Data provided:
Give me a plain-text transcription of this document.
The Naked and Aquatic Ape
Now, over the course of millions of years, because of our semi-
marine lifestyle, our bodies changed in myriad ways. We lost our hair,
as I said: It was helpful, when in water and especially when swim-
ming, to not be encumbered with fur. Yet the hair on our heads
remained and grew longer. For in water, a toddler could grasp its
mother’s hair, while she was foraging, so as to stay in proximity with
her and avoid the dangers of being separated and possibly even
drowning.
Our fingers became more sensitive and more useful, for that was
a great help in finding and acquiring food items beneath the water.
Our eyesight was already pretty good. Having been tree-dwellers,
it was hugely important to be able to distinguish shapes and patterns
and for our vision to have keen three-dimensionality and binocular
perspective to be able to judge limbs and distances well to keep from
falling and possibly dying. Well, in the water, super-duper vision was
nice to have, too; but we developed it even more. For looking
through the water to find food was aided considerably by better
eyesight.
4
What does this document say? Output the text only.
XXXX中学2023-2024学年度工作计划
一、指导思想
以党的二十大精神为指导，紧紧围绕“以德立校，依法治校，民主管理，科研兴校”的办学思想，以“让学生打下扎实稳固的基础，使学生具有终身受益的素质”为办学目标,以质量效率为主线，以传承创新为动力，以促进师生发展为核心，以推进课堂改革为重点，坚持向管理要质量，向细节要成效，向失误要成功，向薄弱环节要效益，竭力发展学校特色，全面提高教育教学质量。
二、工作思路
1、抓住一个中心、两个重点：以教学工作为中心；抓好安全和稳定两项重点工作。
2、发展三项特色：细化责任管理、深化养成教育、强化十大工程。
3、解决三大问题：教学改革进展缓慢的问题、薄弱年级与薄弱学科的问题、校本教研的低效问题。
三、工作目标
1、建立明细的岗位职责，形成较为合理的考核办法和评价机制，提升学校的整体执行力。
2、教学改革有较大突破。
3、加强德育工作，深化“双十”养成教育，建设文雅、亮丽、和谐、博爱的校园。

Job: Repeat exactly, and only, the lines of the records above, starting with the line that contains "What does this" and ending with the final line, both included.

Result of this task:
What does this document say? Output the text only.
XXXX中学2023-2024学年度工作计划
一、指导思想
以党的二十大精神为指导，紧紧围绕“以德立校，依法治校，民主管理，科研兴校”的办学思想，以“让学生打下扎实稳固的基础，使学生具有终身受益的素质”为办学目标,以质量效率为主线，以传承创新为动力，以促进师生发展为核心，以推进课堂改革为重点，坚持向管理要质量，向细节要成效，向失误要成功，向薄弱环节要效益，竭力发展学校特色，全面提高教育教学质量。
二、工作思路
1、抓住一个中心、两个重点：以教学工作为中心；抓好安全和稳定两项重点工作。
2、发展三项特色：细化责任管理、深化养成教育、强化十大工程。
3、解决三大问题：教学改革进展缓慢的问题、薄弱年级与薄弱学科的问题、校本教研的低效问题。
三、工作目标
1、建立明细的岗位职责，形成较为合理的考核办法和评价机制，提升学校的整体执行力。
2、教学改革有较大突破。
3、加强德育工作，深化“双十”养成教育，建设文雅、亮丽、和谐、博爱的校园。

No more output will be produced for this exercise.